What follows is a listing; give it again exactly, in its entirety.

# start of Dataset excerpts

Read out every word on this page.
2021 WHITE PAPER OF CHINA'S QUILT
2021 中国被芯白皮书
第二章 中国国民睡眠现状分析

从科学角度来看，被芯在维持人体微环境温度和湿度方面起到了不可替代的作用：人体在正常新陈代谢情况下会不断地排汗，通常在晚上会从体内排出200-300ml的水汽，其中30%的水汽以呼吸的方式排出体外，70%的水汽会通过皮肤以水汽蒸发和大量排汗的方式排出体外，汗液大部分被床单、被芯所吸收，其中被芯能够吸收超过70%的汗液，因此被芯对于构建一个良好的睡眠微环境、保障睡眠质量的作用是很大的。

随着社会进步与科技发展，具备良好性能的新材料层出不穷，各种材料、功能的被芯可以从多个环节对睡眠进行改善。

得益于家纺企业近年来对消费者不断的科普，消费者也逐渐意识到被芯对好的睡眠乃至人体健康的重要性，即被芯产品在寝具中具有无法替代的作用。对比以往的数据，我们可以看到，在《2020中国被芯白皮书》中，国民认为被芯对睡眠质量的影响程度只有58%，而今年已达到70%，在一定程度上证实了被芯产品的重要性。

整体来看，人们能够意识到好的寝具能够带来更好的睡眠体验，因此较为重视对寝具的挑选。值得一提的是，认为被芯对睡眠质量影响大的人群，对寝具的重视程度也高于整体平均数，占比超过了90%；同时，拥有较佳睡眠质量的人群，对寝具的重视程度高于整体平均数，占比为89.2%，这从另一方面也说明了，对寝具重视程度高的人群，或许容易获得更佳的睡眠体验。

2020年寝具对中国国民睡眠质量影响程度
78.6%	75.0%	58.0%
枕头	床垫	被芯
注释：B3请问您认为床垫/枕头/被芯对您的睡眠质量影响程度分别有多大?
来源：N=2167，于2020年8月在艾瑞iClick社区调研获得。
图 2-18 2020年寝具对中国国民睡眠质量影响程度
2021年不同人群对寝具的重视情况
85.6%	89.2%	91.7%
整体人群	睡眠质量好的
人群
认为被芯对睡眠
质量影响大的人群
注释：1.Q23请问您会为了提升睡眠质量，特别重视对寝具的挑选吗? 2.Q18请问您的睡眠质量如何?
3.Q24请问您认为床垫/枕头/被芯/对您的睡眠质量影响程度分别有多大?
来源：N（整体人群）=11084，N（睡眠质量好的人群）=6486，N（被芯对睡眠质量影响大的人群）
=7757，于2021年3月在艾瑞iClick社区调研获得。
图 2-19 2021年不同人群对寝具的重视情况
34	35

# end of Dataset excerpts

*Problem solution*.
Read out every word on this page.
2021 WHITE PAPER OF CHINA'S QUILT
2021 中国被芯白皮书
第二章 中国国民睡眠现状分析

从科学角度来看，被芯在维持人体微环境温度和湿度方面起到了不可替代的作用：人体在正常新陈代谢情况下会不断地排汗，通常在晚上会从体内排出200-300ml的水汽，其中30%的水汽以呼吸的方式排出体外，70%的水汽会通过皮肤以水汽蒸发和大量排汗的方式排出体外，汗液大部分被床单、被芯所吸收，其中被芯能够吸收超过70%的汗液，因此被芯对于构建一个良好的睡眠微环境、保障睡眠质量的作用是很大的。

随着社会进步与科技发展，具备良好性能的新材料层出不穷，各种材料、功能的被芯可以从多个环节对睡眠进行改善。

得益于家纺企业近年来对消费者不断的科普，消费者也逐渐意识到被芯对好的睡眠乃至人体健康的重要性，即被芯产品在寝具中具有无法替代的作用。对比以往的数据，我们可以看到，在《2020中国被芯白皮书》中，国民认为被芯对睡眠质量的影响程度只有58%，而今年已达到70%，在一定程度上证实了被芯产品的重要性。

整体来看，人们能够意识到好的寝具能够带来更好的睡眠体验，因此较为重视对寝具的挑选。值得一提的是，认为被芯对睡眠质量影响大的人群，对寝具的重视程度也高于整体平均数，占比超过了90%；同时，拥有较佳睡眠质量的人群，对寝具的重视程度高于整体平均数，占比为89.2%，这从另一方面也说明了，对寝具重视程度高的人群，或许容易获得更佳的睡眠体验。

2020年寝具对中国国民睡眠质量影响程度
78.6%	75.0%	58.0%
枕头	床垫	被芯
注释：B3请问您认为床垫/枕头/被芯对您的睡眠质量影响程度分别有多大?
来源：N=2167，于2020年8月在艾瑞iClick社区调研获得。
图 2-18 2020年寝具对中国国民睡眠质量影响程度
2021年不同人群对寝具的重视情况
85.6%	89.2%	91.7%
整体人群	睡眠质量好的
人群
认为被芯对睡眠
质量影响大的人群
注释：1.Q23请问您会为了提升睡眠质量，特别重视对寝具的挑选吗? 2.Q18请问您的睡眠质量如何?
3.Q24请问您认为床垫/枕头/被芯/对您的睡眠质量影响程度分别有多大?
来源：N（整体人群）=11084，N（睡眠质量好的人群）=6486，N（被芯对睡眠质量影响大的人群）
=7757，于2021年3月在艾瑞iClick社区调研获得。
图 2-19 2021年不同人群对寝具的重视情况
34	35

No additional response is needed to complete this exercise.